Objective> Each line that follows should be printed again exactly as it stands.

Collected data
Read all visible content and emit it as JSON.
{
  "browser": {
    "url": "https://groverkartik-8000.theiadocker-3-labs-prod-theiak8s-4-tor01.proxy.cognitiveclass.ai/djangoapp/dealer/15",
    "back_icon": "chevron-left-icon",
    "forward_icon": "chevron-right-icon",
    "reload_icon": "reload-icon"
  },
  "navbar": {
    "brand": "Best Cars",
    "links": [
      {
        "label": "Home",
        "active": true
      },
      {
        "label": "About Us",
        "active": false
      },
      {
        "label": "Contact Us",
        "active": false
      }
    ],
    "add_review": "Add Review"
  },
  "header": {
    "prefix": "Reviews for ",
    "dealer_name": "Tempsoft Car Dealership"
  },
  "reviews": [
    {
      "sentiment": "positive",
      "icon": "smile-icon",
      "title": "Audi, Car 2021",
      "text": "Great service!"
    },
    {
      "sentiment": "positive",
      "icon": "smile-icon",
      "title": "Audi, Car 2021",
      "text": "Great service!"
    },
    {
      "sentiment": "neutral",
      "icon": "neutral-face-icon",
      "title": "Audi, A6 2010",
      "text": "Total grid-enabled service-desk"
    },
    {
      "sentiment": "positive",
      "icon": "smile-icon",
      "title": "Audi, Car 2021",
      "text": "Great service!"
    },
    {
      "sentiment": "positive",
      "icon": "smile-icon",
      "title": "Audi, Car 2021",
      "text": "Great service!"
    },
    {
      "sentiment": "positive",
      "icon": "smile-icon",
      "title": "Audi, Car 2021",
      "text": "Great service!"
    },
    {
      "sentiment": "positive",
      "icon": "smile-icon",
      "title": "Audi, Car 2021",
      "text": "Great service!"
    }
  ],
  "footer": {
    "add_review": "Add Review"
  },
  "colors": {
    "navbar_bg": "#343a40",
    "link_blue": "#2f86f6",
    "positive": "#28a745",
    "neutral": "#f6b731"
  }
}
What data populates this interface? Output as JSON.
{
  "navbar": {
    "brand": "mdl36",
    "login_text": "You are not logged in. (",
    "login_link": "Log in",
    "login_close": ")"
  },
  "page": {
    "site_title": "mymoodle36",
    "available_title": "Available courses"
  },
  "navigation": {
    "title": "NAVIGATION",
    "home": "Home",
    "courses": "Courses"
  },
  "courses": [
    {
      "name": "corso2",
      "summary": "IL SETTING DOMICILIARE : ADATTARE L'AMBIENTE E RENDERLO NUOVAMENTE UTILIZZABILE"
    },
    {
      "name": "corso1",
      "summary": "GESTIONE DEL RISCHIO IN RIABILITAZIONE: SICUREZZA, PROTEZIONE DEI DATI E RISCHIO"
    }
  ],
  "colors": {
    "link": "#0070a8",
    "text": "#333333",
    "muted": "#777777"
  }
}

Final result>
Read all visible content and emit it as JSON.
{
  "browser": {
    "url": "https://groverkartik-8000.theiadocker-3-labs-prod-theiak8s-4-tor01.proxy.cognitiveclass.ai/djangoapp/dealer/15",
    "back_icon": "chevron-left-icon",
    "forward_icon": "chevron-right-icon",
    "reload_icon": "reload-icon"
  },
  "navbar": {
    "brand": "Best Cars",
    "links": [
      {
        "label": "Home",
        "active": true
      },
      {
        "label": "About Us",
        "active": false
      },
      {
        "label": "Contact Us",
        "active": false
      }
    ],
    "add_review": "Add Review"
  },
  "header": {
    "prefix": "Reviews for ",
    "dealer_name": "Tempsoft Car Dealership"
  },
  "reviews": [
    {
      "sentiment": "positive",
      "icon": "smile-icon",
      "title": "Audi, Car 2021",
      "text": "Great service!"
    },
    {
      "sentiment": "positive",
      "icon": "smile-icon",
      "title": "Audi, Car 2021",
      "text": "Great service!"
    },
    {
      "sentiment": "neutral",
      "icon": "neutral-face-icon",
      "title": "Audi, A6 2010",
      "text": "Total grid-enabled service-desk"
    },
    {
      "sentiment": "positive",
      "icon": "smile-icon",
      "title": "Audi, Car 2021",
      "text": "Great service!"
    },
    {
      "sentiment": "positive",
      "icon": "smile-icon",
      "title": "Audi, Car 2021",
      "text": "Great service!"
    },
    {
      "sentiment": "positive",
      "icon": "smile-icon",
      "title": "Audi, Car 2021",
      "text": "Great service!"
    },
    {
      "sentiment": "positive",
      "icon": "smile-icon",
      "title": "Audi, Car 2021",
      "text": "Great service!"
    }
  ],
  "footer": {
    "add_review": "Add Review"
  },
  "colors": {
    "navbar_bg": "#343a40",
    "link_blue": "#2f86f6",
    "positive": "#28a745",
    "neutral": "#f6b731"
  }
}
What data populates this interface? Output as JSON.
{
  "navbar": {
    "brand": "mdl36",
    "login_text": "You are not logged in. (",
    "login_link": "Log in",
    "login_close": ")"
  },
  "page": {
    "site_title": "mymoodle36",
    "available_title": "Available courses"
  },
  "navigation": {
    "title": "NAVIGATION",
    "home": "Home",
    "courses": "Courses"
  },
  "courses": [
    {
      "name": "corso2",
      "summary": "IL SETTING DOMICILIARE : ADATTARE L'AMBIENTE E RENDERLO NUOVAMENTE UTILIZZABILE"
    },
    {
      "name": "corso1",
      "summary": "GESTIONE DEL RISCHIO IN RIABILITAZIONE: SICUREZZA, PROTEZIONE DEI DATI E RISCHIO"
    }
  ],
  "colors": {
    "link": "#0070a8",
    "text": "#333333",
    "muted": "#777777"
  }
}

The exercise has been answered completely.